Extracted records:
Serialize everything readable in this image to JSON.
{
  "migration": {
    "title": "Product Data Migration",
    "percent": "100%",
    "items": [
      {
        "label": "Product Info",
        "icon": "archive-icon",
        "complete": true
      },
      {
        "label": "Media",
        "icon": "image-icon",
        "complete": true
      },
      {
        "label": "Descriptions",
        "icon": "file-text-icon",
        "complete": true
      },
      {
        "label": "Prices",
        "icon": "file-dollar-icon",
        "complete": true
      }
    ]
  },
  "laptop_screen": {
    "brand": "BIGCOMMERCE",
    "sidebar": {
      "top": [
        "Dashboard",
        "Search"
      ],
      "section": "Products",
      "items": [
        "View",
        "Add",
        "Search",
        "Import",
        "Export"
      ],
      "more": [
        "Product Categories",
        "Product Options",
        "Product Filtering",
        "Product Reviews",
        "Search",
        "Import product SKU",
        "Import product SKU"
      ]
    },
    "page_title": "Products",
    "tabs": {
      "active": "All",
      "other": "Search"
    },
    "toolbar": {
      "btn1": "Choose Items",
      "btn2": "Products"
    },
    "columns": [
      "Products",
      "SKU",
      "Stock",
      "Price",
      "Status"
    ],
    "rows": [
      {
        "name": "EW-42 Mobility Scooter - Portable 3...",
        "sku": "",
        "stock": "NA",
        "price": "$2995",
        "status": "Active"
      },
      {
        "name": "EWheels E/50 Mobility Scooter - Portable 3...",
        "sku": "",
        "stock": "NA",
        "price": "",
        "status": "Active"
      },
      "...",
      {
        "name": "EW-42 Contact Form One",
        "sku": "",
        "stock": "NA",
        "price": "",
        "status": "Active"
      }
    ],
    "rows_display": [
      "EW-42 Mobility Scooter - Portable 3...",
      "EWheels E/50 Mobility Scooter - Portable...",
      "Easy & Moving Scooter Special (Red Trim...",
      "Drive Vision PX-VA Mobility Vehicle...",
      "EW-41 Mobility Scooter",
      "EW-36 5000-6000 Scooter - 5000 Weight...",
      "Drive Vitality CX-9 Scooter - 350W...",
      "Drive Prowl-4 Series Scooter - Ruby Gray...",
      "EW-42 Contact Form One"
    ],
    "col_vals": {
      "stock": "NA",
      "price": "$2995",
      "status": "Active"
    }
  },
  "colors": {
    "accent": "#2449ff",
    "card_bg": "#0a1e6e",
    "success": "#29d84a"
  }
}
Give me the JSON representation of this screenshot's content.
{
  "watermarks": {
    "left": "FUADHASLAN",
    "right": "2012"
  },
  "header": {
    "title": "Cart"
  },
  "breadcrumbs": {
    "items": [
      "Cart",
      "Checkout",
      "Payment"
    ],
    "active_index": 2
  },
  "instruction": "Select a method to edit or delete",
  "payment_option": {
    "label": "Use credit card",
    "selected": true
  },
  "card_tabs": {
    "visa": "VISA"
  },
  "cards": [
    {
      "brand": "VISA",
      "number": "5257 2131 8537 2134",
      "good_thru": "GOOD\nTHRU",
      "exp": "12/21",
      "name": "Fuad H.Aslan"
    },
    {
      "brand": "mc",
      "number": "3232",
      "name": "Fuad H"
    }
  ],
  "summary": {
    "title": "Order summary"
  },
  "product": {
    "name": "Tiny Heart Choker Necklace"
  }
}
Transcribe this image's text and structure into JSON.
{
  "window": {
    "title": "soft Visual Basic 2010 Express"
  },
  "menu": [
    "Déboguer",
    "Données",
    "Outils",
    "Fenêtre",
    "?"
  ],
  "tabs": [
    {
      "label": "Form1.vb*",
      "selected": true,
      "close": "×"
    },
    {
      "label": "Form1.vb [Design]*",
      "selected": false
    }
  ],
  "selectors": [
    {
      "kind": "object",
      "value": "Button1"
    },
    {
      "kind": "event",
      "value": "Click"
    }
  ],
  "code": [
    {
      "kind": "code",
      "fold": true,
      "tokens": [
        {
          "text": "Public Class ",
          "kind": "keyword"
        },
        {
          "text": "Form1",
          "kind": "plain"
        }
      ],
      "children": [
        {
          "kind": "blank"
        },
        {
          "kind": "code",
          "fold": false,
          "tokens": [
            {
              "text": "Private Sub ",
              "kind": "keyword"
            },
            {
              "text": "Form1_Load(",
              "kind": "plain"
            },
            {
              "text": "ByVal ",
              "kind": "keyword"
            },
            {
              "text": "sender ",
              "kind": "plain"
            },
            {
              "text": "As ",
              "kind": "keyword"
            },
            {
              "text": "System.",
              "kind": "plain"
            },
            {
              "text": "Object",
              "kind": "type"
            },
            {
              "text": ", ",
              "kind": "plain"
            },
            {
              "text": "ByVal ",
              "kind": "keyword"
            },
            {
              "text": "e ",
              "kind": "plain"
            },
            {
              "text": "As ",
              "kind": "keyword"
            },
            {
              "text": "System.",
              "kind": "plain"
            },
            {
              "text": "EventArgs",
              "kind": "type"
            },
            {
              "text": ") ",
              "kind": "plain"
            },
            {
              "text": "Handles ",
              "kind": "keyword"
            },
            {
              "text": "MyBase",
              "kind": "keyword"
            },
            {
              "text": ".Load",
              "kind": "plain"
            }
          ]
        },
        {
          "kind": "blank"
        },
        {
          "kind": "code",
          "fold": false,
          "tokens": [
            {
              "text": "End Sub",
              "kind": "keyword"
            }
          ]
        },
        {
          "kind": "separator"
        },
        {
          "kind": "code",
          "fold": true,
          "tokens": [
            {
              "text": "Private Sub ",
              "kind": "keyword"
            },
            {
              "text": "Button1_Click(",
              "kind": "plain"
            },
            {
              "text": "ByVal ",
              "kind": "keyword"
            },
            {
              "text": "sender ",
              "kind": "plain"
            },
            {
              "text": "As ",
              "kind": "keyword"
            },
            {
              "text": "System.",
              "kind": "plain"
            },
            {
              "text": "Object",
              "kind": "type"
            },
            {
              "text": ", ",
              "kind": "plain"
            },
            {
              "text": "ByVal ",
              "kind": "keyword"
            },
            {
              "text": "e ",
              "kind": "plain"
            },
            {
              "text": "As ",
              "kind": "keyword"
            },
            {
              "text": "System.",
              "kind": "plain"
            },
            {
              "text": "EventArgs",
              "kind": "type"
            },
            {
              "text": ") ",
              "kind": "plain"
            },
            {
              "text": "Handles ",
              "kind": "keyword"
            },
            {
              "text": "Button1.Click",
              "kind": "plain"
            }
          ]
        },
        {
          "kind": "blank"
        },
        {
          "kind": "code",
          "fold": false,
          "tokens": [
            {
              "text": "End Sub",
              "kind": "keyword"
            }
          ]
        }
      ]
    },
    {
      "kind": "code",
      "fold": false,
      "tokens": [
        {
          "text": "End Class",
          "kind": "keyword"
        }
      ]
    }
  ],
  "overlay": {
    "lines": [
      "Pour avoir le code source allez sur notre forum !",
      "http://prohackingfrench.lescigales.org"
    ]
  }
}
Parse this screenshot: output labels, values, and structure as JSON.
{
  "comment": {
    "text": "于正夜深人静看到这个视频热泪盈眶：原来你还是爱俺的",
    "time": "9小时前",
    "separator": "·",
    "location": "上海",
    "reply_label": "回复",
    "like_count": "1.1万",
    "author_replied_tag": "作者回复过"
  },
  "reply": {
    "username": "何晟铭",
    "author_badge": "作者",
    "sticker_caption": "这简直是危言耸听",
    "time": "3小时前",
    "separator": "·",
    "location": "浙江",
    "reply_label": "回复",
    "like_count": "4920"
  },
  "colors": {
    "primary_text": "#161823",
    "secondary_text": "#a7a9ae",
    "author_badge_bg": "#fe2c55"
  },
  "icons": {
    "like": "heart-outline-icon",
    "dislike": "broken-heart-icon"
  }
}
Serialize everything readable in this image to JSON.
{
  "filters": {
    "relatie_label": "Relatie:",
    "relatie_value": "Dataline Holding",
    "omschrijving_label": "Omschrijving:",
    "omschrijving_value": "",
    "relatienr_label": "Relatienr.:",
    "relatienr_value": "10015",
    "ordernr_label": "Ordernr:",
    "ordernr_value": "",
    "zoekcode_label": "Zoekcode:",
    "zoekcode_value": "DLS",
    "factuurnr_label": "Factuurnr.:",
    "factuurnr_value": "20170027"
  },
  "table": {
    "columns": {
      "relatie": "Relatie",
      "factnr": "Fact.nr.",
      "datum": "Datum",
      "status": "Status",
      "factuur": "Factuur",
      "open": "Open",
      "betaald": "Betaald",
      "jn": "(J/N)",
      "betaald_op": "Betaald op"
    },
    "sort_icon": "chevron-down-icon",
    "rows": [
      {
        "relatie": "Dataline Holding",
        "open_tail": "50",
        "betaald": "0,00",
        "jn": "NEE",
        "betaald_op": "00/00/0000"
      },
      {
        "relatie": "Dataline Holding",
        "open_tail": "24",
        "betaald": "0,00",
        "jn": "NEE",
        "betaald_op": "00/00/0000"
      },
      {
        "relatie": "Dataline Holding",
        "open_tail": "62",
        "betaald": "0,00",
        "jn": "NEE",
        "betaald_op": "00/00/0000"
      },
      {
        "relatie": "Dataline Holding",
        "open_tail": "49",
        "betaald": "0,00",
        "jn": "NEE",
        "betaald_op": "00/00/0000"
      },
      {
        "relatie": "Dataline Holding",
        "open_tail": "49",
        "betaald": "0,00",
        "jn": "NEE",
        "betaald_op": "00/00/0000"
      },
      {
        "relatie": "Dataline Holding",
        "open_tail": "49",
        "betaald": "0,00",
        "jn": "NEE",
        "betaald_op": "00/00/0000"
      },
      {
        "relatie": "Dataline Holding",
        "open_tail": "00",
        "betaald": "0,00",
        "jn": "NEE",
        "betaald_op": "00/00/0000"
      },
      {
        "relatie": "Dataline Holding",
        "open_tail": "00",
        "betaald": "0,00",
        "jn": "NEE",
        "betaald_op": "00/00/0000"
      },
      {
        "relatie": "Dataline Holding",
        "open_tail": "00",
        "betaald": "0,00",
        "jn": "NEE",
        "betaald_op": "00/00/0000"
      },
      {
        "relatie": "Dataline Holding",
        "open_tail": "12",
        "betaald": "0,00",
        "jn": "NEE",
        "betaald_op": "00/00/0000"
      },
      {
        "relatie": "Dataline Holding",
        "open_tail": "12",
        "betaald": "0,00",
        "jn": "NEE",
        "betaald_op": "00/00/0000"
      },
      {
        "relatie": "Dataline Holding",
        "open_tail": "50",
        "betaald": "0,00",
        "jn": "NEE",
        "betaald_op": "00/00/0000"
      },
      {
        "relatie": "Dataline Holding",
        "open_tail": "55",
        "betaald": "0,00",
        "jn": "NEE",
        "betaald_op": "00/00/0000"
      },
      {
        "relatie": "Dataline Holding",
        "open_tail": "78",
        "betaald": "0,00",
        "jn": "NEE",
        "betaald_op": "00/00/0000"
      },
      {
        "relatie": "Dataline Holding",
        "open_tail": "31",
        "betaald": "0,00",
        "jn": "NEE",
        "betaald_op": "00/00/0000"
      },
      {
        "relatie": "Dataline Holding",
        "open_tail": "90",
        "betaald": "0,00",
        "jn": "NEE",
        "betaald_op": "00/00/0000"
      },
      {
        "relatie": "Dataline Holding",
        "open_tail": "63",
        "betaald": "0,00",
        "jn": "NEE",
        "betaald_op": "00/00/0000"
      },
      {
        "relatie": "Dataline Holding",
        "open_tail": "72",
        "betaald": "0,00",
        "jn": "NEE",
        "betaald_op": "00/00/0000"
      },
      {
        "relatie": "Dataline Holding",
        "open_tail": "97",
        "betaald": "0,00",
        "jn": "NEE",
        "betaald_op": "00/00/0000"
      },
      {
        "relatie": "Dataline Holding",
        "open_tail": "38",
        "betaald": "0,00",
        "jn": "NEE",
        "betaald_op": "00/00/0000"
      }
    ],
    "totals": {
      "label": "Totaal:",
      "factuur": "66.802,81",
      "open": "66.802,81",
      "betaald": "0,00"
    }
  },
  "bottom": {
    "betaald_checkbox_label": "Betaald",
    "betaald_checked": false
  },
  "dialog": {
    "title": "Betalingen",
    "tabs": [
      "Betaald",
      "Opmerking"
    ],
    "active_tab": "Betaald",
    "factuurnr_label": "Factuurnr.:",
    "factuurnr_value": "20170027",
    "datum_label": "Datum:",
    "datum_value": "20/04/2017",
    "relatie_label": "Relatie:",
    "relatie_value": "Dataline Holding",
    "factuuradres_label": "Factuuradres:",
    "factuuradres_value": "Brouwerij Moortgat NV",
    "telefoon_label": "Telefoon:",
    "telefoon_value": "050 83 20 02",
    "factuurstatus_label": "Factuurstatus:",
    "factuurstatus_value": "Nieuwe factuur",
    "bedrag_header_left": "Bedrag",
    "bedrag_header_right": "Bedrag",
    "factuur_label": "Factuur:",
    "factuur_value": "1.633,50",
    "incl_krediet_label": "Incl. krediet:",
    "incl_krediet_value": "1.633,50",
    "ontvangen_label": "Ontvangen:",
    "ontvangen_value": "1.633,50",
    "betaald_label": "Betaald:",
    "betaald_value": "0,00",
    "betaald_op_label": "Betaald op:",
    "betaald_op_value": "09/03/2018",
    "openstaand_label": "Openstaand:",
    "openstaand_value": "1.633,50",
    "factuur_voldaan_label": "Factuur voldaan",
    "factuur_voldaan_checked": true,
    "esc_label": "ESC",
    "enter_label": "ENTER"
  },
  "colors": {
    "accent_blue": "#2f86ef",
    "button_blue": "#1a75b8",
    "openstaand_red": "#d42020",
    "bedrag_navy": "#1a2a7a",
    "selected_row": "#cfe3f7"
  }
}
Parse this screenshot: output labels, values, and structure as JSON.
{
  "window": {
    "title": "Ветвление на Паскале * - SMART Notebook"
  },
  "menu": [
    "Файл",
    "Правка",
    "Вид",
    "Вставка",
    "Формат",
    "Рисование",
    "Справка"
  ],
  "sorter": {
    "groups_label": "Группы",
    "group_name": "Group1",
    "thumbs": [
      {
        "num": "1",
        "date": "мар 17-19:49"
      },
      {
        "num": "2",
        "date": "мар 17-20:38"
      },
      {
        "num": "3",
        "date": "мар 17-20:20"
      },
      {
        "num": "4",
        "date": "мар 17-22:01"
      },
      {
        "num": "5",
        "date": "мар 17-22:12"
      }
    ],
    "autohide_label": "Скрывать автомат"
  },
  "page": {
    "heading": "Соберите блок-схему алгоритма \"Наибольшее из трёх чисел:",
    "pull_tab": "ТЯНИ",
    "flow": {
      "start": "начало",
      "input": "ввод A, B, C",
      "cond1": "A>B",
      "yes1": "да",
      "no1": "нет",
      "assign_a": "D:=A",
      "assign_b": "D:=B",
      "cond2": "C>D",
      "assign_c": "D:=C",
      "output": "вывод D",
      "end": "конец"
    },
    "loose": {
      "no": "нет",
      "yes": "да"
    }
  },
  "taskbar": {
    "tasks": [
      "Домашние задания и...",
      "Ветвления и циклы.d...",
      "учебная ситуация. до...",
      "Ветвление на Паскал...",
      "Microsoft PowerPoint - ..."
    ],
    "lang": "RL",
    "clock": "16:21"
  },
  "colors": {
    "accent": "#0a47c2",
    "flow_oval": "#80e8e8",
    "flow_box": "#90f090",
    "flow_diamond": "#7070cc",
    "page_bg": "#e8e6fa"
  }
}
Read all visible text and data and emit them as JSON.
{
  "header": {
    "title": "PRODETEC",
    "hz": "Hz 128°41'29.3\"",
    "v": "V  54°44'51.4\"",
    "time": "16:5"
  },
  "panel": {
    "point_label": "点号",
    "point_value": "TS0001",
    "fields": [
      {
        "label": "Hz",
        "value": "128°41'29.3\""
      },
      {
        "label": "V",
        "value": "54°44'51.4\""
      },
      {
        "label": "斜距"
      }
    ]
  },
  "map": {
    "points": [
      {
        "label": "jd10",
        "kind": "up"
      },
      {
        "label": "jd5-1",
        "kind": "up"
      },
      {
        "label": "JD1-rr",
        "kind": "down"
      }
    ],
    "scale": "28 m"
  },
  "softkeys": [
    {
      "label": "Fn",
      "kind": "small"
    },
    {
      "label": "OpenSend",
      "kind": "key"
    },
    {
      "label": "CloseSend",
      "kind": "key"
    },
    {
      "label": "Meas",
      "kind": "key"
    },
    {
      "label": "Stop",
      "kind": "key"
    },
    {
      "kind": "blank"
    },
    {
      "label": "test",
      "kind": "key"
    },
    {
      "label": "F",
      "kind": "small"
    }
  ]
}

*Task brief*.
In the lines above, locate the string "EWheels". Copy every line where it occurs.

*Finished task*.
        "name": "EWheels E/50 Mobility Scooter - Portable 3...",
      "EWheels E/50 Mobility Scooter - Portable...",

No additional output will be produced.